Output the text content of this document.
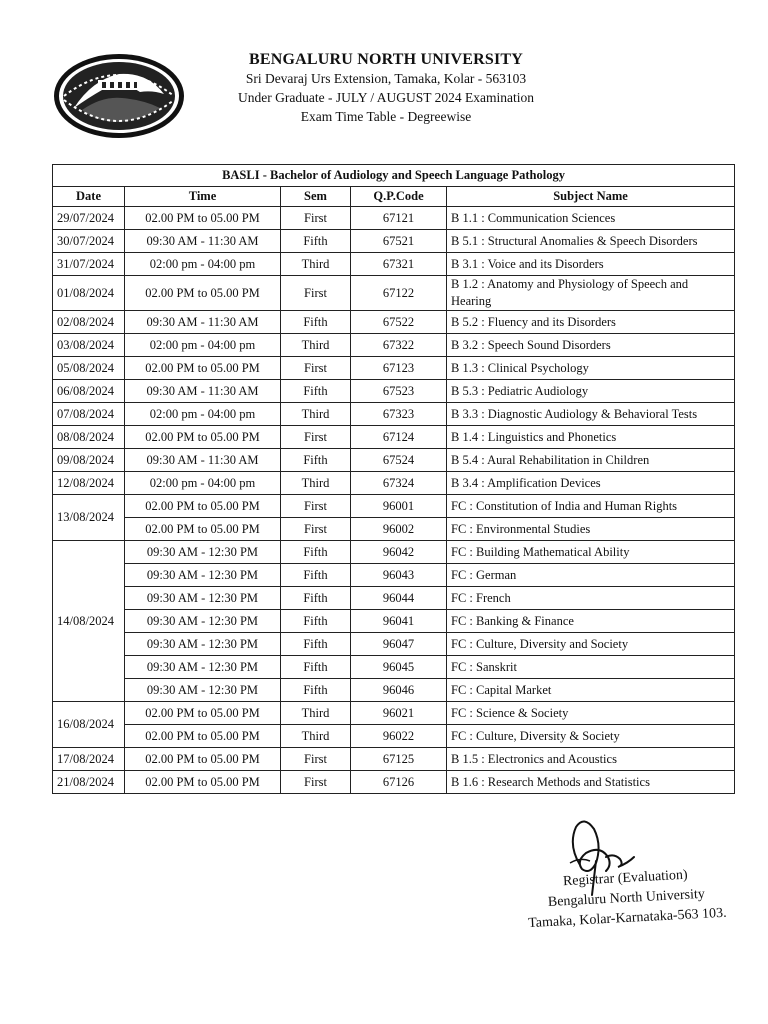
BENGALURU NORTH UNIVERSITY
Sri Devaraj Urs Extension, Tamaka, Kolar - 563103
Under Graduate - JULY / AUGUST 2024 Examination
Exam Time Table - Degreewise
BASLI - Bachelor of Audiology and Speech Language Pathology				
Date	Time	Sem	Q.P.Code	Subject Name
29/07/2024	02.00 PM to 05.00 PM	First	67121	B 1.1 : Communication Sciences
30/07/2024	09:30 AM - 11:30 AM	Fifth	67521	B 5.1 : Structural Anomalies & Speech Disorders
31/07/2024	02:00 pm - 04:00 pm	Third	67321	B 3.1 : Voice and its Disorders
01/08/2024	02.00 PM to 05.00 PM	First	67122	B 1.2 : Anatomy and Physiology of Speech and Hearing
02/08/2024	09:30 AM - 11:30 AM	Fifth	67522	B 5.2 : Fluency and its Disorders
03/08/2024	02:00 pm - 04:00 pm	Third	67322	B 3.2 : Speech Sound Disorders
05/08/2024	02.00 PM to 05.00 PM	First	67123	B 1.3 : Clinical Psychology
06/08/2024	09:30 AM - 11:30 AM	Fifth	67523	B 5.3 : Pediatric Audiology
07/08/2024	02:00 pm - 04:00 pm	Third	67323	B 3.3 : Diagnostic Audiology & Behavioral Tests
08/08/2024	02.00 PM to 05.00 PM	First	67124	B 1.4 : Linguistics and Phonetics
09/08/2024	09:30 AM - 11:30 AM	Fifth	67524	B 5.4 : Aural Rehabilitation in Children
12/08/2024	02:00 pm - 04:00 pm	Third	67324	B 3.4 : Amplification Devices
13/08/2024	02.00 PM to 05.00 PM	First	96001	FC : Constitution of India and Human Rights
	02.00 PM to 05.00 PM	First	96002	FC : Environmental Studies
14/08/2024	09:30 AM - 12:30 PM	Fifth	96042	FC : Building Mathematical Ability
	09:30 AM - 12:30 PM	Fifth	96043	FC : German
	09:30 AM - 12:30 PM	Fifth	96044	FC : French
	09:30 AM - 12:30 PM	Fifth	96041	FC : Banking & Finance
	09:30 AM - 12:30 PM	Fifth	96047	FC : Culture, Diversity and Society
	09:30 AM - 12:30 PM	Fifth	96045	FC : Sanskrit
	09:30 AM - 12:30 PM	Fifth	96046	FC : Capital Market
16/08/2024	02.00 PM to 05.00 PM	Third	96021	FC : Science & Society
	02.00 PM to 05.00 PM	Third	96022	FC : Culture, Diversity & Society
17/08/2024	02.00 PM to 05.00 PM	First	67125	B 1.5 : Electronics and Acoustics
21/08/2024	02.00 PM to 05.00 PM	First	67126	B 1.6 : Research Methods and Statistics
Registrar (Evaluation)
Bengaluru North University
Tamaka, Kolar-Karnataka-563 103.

* * *

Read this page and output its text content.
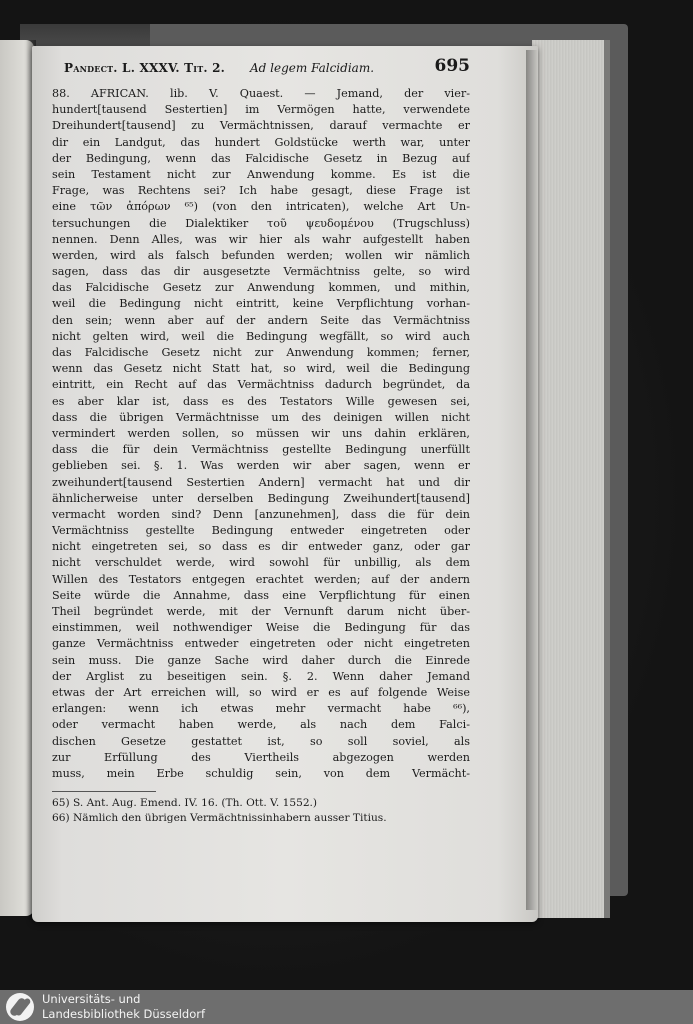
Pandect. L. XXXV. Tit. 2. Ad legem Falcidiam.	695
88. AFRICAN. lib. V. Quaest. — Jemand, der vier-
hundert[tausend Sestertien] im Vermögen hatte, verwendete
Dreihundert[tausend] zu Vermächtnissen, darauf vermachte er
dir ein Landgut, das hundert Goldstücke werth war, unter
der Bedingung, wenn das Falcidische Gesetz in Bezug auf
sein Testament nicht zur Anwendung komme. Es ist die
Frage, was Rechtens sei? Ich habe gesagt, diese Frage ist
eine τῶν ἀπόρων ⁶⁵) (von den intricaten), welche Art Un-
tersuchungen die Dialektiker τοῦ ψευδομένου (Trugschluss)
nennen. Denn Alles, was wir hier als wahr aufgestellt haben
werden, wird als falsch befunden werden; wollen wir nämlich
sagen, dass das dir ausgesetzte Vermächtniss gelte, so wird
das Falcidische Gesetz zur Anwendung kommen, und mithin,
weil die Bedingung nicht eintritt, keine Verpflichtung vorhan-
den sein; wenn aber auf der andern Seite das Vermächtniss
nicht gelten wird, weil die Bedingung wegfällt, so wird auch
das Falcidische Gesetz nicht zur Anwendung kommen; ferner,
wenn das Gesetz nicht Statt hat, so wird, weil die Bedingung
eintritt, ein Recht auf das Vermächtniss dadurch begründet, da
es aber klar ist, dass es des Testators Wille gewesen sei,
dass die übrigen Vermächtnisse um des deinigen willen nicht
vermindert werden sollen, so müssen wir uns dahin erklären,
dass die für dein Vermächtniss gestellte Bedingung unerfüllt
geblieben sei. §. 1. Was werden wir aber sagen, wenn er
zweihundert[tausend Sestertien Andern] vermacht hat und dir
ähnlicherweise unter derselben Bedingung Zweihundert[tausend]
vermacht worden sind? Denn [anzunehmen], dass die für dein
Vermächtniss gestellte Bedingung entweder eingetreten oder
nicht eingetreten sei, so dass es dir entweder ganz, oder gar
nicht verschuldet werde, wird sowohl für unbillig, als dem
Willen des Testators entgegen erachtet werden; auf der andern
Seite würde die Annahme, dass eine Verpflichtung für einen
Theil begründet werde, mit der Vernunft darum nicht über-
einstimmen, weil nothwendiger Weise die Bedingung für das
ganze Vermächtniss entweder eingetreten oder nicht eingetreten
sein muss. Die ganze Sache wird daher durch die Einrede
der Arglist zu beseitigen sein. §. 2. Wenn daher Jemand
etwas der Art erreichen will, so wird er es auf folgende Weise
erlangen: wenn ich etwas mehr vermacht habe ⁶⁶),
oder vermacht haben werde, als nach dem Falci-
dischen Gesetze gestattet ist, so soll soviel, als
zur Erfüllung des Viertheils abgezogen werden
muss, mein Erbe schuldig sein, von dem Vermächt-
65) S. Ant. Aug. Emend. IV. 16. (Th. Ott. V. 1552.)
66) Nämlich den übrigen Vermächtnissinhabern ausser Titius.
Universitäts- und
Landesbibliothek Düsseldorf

- **Task requirements**
Filter the listing above for the string "eintritt" and copy every matching line.

- **Solved exercise**
weil die Bedingung nicht eintritt, keine Verpflichtung vorhan-
eintritt, ein Recht auf das Vermächtniss dadurch begründet, da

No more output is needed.